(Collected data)
— BEGIN —

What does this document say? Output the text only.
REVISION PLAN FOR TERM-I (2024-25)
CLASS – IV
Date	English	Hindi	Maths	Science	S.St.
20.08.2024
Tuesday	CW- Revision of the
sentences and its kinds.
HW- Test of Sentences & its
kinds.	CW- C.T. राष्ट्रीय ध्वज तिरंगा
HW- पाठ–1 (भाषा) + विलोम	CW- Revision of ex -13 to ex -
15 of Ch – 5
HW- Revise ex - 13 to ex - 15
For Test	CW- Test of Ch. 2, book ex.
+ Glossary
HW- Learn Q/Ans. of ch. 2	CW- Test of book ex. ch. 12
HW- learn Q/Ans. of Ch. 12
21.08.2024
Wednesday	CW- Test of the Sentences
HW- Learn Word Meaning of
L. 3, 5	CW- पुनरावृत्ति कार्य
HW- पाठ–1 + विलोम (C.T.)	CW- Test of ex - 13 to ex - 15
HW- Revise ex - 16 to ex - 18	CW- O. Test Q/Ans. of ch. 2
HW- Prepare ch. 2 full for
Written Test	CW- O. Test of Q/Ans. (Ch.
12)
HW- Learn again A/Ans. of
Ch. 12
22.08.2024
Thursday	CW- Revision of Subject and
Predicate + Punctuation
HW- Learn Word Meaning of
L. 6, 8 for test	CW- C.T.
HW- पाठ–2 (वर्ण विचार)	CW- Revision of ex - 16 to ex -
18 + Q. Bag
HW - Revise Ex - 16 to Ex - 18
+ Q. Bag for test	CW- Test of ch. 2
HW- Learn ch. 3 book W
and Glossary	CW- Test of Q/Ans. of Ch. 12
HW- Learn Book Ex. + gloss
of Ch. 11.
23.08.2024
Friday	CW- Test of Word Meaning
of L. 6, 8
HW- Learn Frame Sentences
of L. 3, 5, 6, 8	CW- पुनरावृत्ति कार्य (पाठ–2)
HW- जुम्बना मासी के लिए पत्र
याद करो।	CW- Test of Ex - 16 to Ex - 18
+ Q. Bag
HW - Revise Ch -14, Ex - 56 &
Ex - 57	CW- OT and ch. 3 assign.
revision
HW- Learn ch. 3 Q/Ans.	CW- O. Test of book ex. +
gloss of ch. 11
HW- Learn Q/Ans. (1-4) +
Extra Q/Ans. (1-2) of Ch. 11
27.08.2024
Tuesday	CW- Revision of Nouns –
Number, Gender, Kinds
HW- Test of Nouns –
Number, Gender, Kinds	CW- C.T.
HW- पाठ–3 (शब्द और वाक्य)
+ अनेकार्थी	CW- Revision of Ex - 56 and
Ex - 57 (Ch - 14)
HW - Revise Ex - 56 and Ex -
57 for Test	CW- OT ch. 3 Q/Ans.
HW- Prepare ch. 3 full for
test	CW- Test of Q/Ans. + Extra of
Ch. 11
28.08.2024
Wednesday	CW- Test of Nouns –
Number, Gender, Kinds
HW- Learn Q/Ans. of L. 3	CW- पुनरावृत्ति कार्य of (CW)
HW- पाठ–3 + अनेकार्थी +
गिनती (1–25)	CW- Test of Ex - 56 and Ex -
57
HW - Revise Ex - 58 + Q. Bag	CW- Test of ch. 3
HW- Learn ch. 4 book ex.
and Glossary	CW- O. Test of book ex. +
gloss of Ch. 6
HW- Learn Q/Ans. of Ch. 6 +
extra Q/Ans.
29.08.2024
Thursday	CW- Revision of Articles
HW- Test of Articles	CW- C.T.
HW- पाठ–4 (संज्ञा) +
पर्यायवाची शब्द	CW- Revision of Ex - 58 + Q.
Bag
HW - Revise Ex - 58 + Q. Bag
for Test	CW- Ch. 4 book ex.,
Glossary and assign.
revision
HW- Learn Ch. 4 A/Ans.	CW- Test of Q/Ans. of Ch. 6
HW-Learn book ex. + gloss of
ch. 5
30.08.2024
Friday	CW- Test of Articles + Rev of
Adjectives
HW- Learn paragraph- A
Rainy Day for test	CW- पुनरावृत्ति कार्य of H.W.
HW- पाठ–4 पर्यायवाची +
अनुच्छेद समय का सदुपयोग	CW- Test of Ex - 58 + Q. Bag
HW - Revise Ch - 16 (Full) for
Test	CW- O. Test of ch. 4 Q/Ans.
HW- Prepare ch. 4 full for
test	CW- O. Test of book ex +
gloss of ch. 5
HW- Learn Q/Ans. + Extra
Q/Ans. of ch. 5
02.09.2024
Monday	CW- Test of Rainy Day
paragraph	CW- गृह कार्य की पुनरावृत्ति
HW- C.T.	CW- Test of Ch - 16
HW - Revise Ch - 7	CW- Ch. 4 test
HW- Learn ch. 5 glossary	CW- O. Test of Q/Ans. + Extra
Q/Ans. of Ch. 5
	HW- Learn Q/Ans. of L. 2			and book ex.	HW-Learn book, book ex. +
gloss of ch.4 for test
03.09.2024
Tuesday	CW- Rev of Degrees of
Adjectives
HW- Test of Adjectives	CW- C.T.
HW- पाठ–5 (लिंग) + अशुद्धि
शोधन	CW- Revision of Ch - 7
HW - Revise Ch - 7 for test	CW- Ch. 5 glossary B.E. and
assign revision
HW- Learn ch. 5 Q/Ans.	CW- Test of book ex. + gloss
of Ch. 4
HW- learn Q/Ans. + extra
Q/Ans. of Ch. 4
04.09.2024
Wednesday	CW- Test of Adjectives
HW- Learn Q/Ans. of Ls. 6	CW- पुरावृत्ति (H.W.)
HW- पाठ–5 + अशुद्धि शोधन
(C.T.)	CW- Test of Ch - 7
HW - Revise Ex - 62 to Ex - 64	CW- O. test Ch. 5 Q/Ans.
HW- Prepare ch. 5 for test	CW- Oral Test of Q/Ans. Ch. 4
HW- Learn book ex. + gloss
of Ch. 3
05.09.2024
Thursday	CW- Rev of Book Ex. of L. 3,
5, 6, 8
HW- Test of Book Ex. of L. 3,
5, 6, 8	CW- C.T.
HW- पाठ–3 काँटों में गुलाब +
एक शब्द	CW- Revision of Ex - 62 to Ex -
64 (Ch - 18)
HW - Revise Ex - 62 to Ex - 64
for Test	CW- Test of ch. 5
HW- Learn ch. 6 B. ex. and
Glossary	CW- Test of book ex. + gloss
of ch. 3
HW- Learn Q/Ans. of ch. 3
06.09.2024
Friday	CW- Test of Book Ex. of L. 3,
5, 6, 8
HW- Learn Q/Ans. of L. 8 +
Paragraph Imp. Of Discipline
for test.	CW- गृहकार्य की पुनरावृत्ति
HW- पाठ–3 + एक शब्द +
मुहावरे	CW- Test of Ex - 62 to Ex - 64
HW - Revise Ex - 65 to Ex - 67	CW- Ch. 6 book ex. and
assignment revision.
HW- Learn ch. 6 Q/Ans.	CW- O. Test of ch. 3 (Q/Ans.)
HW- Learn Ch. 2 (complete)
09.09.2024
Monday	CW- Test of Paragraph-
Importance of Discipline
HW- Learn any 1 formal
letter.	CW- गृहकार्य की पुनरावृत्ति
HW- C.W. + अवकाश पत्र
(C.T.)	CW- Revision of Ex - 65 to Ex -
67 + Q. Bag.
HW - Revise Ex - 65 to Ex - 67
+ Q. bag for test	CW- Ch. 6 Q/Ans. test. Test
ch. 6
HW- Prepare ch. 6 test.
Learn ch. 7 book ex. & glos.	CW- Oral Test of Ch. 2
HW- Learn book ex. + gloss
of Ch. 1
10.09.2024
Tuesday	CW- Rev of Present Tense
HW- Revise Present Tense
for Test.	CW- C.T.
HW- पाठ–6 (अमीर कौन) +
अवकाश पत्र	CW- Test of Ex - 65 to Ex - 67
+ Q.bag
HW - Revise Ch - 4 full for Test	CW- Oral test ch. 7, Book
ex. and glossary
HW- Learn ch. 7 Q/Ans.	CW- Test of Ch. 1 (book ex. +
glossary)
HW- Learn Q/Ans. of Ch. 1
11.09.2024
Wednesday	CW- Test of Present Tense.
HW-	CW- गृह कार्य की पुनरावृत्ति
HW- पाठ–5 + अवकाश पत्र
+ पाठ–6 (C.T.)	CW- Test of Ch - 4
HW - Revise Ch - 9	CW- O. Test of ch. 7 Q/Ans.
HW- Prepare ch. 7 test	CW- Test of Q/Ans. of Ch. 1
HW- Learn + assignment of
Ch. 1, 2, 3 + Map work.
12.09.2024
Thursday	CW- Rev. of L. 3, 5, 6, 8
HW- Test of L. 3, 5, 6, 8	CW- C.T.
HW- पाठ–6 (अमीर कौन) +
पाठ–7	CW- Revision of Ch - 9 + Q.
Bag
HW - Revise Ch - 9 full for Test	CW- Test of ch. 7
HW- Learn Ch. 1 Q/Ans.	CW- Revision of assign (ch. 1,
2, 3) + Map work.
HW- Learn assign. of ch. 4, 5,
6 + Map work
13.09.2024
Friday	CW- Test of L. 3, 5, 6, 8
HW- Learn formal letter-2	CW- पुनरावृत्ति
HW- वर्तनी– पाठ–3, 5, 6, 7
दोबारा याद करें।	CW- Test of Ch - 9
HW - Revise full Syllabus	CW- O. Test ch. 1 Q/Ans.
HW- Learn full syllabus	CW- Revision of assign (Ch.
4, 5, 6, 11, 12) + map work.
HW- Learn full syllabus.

— END —

## PROBLEM TO SOLVE
Copy each line of the records above that carries the word "Rainy".

## CORRECT RESULT
Rainy Day for test	CW- पुनरावृत्ति कार्य of H.W.
Monday	CW- Test of Rainy Day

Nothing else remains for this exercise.